Request
Each line of the listing must be transcribed exactly, except for the images, which should be excluded.

Data for this task
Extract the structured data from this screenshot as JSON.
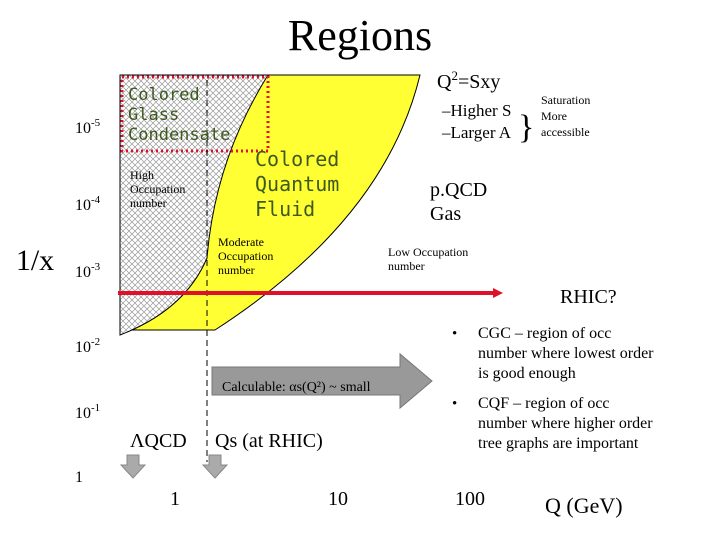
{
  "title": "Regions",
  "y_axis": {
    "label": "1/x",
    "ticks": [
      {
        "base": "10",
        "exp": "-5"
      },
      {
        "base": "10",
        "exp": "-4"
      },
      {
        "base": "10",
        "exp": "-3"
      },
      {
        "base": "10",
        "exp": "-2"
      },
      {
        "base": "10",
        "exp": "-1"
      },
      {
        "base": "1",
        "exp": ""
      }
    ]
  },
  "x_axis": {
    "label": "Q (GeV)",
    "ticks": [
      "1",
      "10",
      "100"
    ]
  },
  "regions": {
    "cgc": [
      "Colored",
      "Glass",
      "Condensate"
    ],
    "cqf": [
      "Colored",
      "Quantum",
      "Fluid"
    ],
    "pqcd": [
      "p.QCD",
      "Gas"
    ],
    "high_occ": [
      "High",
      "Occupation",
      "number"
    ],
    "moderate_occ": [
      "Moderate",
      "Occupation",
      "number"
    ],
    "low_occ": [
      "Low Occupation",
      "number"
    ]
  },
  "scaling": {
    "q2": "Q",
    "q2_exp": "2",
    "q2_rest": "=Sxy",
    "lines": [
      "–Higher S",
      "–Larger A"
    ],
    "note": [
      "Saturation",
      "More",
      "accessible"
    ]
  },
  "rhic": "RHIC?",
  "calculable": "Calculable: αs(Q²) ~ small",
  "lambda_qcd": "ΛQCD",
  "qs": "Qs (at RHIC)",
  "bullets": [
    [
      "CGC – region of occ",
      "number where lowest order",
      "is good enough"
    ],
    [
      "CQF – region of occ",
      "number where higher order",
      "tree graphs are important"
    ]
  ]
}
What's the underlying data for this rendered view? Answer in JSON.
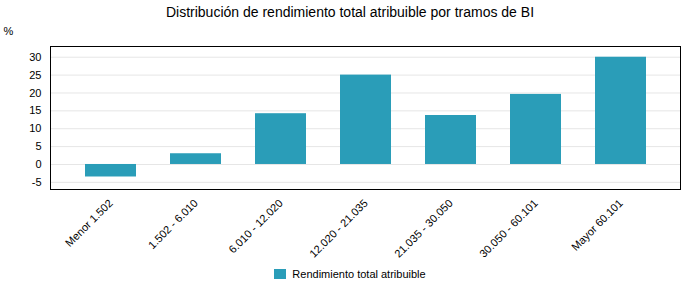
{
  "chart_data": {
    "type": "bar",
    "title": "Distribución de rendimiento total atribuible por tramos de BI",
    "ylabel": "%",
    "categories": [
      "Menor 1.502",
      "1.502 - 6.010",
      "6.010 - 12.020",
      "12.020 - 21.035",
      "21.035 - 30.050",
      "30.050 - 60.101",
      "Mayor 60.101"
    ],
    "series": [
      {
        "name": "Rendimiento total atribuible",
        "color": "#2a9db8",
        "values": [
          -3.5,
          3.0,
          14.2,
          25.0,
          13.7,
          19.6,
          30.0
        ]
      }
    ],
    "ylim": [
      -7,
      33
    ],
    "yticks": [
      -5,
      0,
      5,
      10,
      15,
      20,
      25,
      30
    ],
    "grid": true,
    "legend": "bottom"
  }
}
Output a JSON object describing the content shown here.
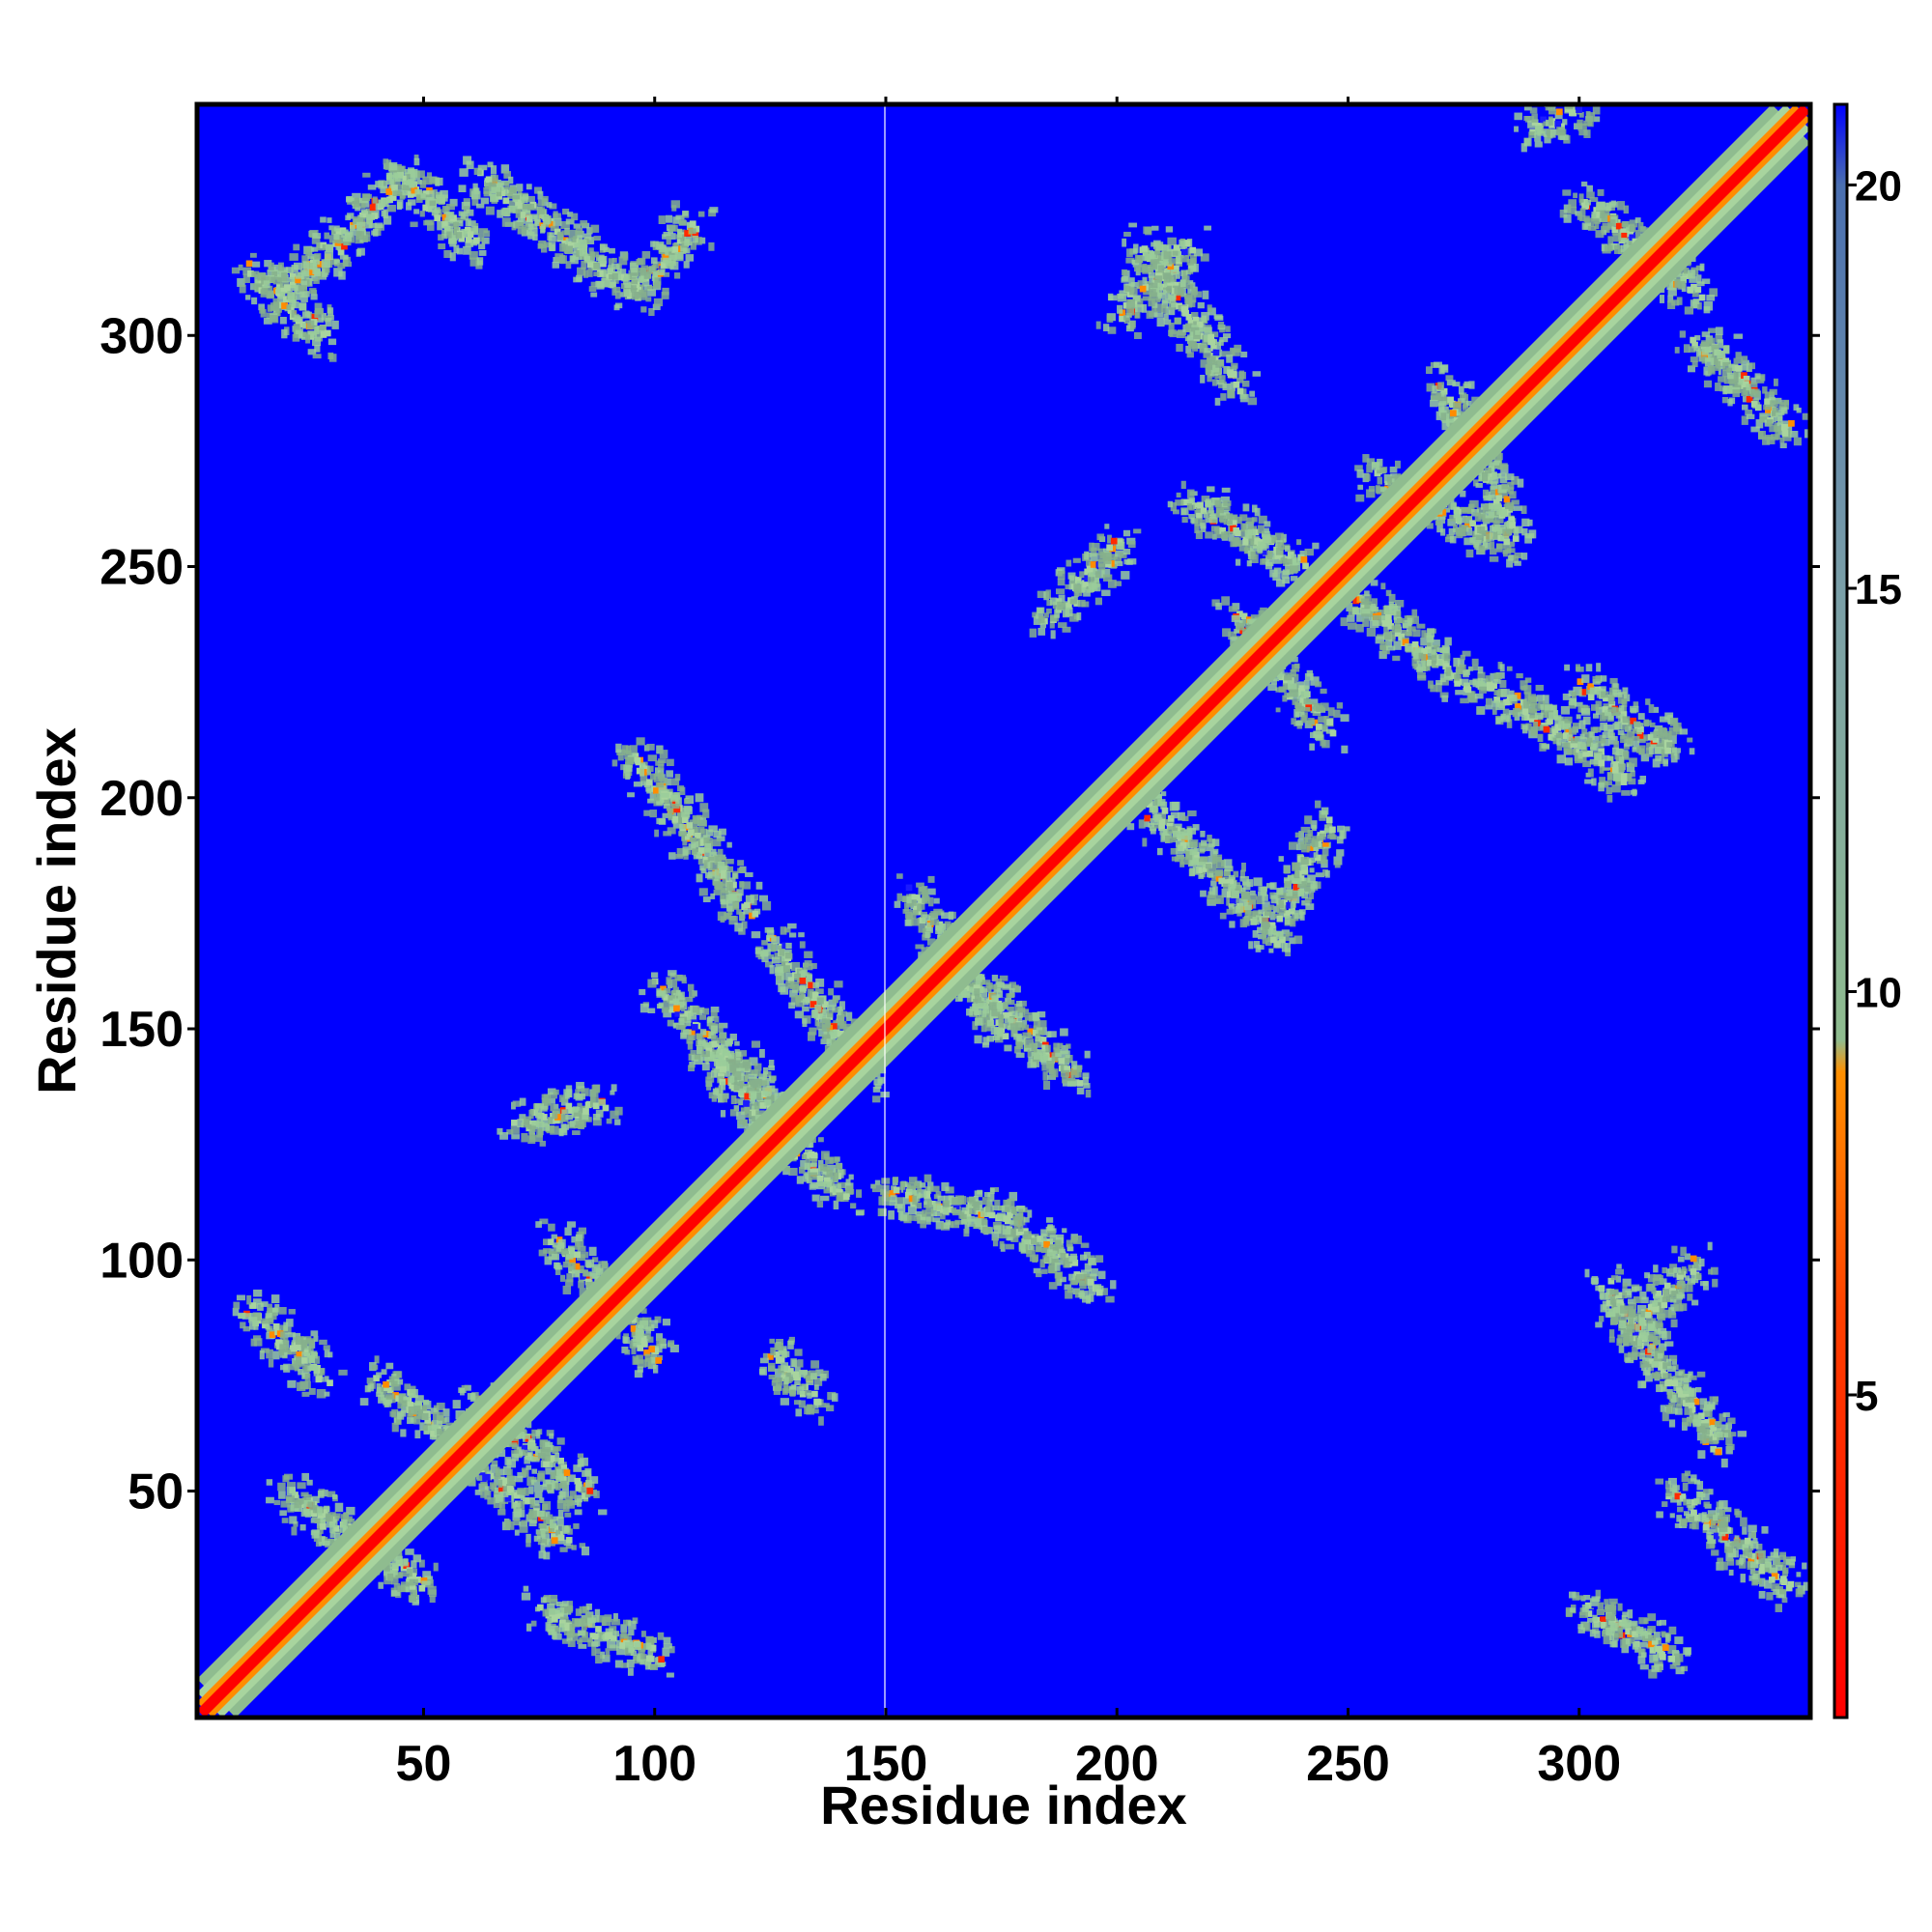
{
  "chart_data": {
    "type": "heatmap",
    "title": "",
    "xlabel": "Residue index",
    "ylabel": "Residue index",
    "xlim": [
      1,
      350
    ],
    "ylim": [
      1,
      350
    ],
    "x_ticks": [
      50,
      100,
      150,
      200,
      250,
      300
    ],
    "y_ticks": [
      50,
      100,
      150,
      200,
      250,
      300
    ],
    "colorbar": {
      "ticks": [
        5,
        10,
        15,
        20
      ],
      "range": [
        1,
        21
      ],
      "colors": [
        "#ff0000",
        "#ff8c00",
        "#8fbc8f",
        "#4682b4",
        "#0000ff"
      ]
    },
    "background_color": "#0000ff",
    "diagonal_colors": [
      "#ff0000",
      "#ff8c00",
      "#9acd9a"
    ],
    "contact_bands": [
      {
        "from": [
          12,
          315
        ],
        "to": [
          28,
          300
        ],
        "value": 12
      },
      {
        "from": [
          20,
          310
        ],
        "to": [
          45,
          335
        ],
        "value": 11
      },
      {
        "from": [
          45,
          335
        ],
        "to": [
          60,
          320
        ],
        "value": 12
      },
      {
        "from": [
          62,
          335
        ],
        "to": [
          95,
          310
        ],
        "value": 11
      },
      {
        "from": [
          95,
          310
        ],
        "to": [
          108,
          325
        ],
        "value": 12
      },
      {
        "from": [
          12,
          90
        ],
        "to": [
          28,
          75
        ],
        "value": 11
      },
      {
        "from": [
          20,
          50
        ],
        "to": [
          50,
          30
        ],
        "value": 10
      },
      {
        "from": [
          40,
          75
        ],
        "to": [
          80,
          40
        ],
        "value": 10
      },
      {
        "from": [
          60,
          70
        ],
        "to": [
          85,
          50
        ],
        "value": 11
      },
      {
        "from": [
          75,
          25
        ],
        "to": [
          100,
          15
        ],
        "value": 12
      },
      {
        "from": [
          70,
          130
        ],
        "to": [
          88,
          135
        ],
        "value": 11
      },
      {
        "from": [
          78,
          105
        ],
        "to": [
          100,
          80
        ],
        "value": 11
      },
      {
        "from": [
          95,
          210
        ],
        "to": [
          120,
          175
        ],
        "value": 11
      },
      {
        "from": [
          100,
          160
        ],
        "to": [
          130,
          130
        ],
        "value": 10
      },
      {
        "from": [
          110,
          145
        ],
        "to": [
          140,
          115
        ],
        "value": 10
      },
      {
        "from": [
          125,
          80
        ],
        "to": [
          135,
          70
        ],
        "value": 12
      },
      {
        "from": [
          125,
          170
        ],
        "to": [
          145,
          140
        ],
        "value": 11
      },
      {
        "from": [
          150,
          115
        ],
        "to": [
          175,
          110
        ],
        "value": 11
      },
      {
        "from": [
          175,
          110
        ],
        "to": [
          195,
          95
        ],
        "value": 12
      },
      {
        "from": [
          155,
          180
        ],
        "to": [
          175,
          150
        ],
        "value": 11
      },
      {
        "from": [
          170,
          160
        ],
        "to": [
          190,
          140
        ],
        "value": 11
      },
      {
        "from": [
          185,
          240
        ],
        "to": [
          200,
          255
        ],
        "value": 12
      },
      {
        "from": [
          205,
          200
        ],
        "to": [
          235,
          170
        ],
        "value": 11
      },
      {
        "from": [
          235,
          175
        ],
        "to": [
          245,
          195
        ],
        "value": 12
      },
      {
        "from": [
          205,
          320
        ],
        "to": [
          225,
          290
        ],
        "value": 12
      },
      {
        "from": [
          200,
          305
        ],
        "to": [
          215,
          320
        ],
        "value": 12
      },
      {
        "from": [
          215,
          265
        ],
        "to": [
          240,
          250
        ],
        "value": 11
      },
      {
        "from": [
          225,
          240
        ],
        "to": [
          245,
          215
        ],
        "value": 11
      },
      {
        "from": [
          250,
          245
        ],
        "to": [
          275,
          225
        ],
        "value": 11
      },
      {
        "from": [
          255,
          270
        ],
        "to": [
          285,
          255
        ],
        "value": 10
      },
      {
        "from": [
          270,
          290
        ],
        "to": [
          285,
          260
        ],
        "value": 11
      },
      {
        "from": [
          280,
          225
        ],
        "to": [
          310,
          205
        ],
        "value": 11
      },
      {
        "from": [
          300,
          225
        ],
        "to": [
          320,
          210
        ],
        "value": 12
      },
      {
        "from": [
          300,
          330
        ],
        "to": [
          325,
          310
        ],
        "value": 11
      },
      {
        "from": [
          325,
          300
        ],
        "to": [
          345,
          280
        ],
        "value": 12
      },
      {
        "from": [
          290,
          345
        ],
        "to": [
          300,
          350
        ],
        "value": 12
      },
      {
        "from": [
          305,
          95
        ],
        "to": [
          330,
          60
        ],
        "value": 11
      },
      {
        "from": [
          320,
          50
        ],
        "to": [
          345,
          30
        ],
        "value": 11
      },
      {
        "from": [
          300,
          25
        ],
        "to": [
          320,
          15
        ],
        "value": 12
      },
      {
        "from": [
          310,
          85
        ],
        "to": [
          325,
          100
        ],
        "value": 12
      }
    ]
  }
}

Reply
Extract the structured data from this screenshot as JSON.
{
  "title": "Regions",
  "y_axis": {
    "label": "1/x",
    "ticks": [
      {
        "base": "10",
        "exp": "-5"
      },
      {
        "base": "10",
        "exp": "-4"
      },
      {
        "base": "10",
        "exp": "-3"
      },
      {
        "base": "10",
        "exp": "-2"
      },
      {
        "base": "10",
        "exp": "-1"
      },
      {
        "base": "1",
        "exp": ""
      }
    ]
  },
  "x_axis": {
    "label": "Q (GeV)",
    "ticks": [
      "1",
      "10",
      "100"
    ]
  },
  "regions": {
    "cgc": [
      "Colored",
      "Glass",
      "Condensate"
    ],
    "cqf": [
      "Colored",
      "Quantum",
      "Fluid"
    ],
    "pqcd": [
      "p.QCD",
      "Gas"
    ],
    "high_occ": [
      "High",
      "Occupation",
      "number"
    ],
    "moderate_occ": [
      "Moderate",
      "Occupation",
      "number"
    ],
    "low_occ": [
      "Low Occupation",
      "number"
    ]
  },
  "scaling": {
    "q2": "Q",
    "q2_exp": "2",
    "q2_rest": "=Sxy",
    "lines": [
      "–Higher S",
      "–Larger A"
    ],
    "note": [
      "Saturation",
      "More",
      "accessible"
    ]
  },
  "rhic": "RHIC?",
  "calculable": "Calculable: αs(Q²) ~ small",
  "lambda_qcd": "ΛQCD",
  "qs": "Qs (at RHIC)",
  "bullets": [
    [
      "CGC – region of occ",
      "number where lowest order",
      "is good enough"
    ],
    [
      "CQF – region of occ",
      "number where higher order",
      "tree graphs are important"
    ]
  ]
}
What's the underlying data for this rendered view? Answer in JSON.
{
  "chart_data": {
    "type": "bar",
    "title": "Distribución de rendimiento total atribuible por tramos de BI",
    "ylabel": "%",
    "categories": [
      "Menor 1.502",
      "1.502 - 6.010",
      "6.010 - 12.020",
      "12.020 - 21.035",
      "21.035 - 30.050",
      "30.050 - 60.101",
      "Mayor 60.101"
    ],
    "series": [
      {
        "name": "Rendimiento total atribuible",
        "color": "#2a9db8",
        "values": [
          -3.5,
          3.0,
          14.2,
          25.0,
          13.7,
          19.6,
          30.0
        ]
      }
    ],
    "ylim": [
      -7,
      33
    ],
    "yticks": [
      -5,
      0,
      5,
      10,
      15,
      20,
      25,
      30
    ],
    "grid": true,
    "legend": "bottom"
  }
}
Output a JSON object describing the content shown here.
{
  "chart_data": {
    "type": "heatmap",
    "title": "",
    "xlabel": "Residue index",
    "ylabel": "Residue index",
    "xlim": [
      1,
      350
    ],
    "ylim": [
      1,
      350
    ],
    "x_ticks": [
      50,
      100,
      150,
      200,
      250,
      300
    ],
    "y_ticks": [
      50,
      100,
      150,
      200,
      250,
      300
    ],
    "colorbar": {
      "ticks": [
        5,
        10,
        15,
        20
      ],
      "range": [
        1,
        21
      ],
      "colors": [
        "#ff0000",
        "#ff8c00",
        "#8fbc8f",
        "#4682b4",
        "#0000ff"
      ]
    },
    "background_color": "#0000ff",
    "diagonal_colors": [
      "#ff0000",
      "#ff8c00",
      "#9acd9a"
    ],
    "contact_bands": [
      {
        "from": [
          12,
          315
        ],
        "to": [
          28,
          300
        ],
        "value": 12
      },
      {
        "from": [
          20,
          310
        ],
        "to": [
          45,
          335
        ],
        "value": 11
      },
      {
        "from": [
          45,
          335
        ],
        "to": [
          60,
          320
        ],
        "value": 12
      },
      {
        "from": [
          62,
          335
        ],
        "to": [
          95,
          310
        ],
        "value": 11
      },
      {
        "from": [
          95,
          310
        ],
        "to": [
          108,
          325
        ],
        "value": 12
      },
      {
        "from": [
          12,
          90
        ],
        "to": [
          28,
          75
        ],
        "value": 11
      },
      {
        "from": [
          20,
          50
        ],
        "to": [
          50,
          30
        ],
        "value": 10
      },
      {
        "from": [
          40,
          75
        ],
        "to": [
          80,
          40
        ],
        "value": 10
      },
      {
        "from": [
          60,
          70
        ],
        "to": [
          85,
          50
        ],
        "value": 11
      },
      {
        "from": [
          75,
          25
        ],
        "to": [
          100,
          15
        ],
        "value": 12
      },
      {
        "from": [
          70,
          130
        ],
        "to": [
          88,
          135
        ],
        "value": 11
      },
      {
        "from": [
          78,
          105
        ],
        "to": [
          100,
          80
        ],
        "value": 11
      },
      {
        "from": [
          95,
          210
        ],
        "to": [
          120,
          175
        ],
        "value": 11
      },
      {
        "from": [
          100,
          160
        ],
        "to": [
          130,
          130
        ],
        "value": 10
      },
      {
        "from": [
          110,
          145
        ],
        "to": [
          140,
          115
        ],
        "value": 10
      },
      {
        "from": [
          125,
          80
        ],
        "to": [
          135,
          70
        ],
        "value": 12
      },
      {
        "from": [
          125,
          170
        ],
        "to": [
          145,
          140
        ],
        "value": 11
      },
      {
        "from": [
          150,
          115
        ],
        "to": [
          175,
          110
        ],
        "value": 11
      },
      {
        "from": [
          175,
          110
        ],
        "to": [
          195,
          95
        ],
        "value": 12
      },
      {
        "from": [
          155,
          180
        ],
        "to": [
          175,
          150
        ],
        "value": 11
      },
      {
        "from": [
          170,
          160
        ],
        "to": [
          190,
          140
        ],
        "value": 11
      },
      {
        "from": [
          185,
          240
        ],
        "to": [
          200,
          255
        ],
        "value": 12
      },
      {
        "from": [
          205,
          200
        ],
        "to": [
          235,
          170
        ],
        "value": 11
      },
      {
        "from": [
          235,
          175
        ],
        "to": [
          245,
          195
        ],
        "value": 12
      },
      {
        "from": [
          205,
          320
        ],
        "to": [
          225,
          290
        ],
        "value": 12
      },
      {
        "from": [
          200,
          305
        ],
        "to": [
          215,
          320
        ],
        "value": 12
      },
      {
        "from": [
          215,
          265
        ],
        "to": [
          240,
          250
        ],
        "value": 11
      },
      {
        "from": [
          225,
          240
        ],
        "to": [
          245,
          215
        ],
        "value": 11
      },
      {
        "from": [
          250,
          245
        ],
        "to": [
          275,
          225
        ],
        "value": 11
      },
      {
        "from": [
          255,
          270
        ],
        "to": [
          285,
          255
        ],
        "value": 10
      },
      {
        "from": [
          270,
          290
        ],
        "to": [
          285,
          260
        ],
        "value": 11
      },
      {
        "from": [
          280,
          225
        ],
        "to": [
          310,
          205
        ],
        "value": 11
      },
      {
        "from": [
          300,
          225
        ],
        "to": [
          320,
          210
        ],
        "value": 12
      },
      {
        "from": [
          300,
          330
        ],
        "to": [
          325,
          310
        ],
        "value": 11
      },
      {
        "from": [
          325,
          300
        ],
        "to": [
          345,
          280
        ],
        "value": 12
      },
      {
        "from": [
          290,
          345
        ],
        "to": [
          300,
          350
        ],
        "value": 12
      },
      {
        "from": [
          305,
          95
        ],
        "to": [
          330,
          60
        ],
        "value": 11
      },
      {
        "from": [
          320,
          50
        ],
        "to": [
          345,
          30
        ],
        "value": 11
      },
      {
        "from": [
          300,
          25
        ],
        "to": [
          320,
          15
        ],
        "value": 12
      },
      {
        "from": [
          310,
          85
        ],
        "to": [
          325,
          100
        ],
        "value": 12
      }
    ]
  }
}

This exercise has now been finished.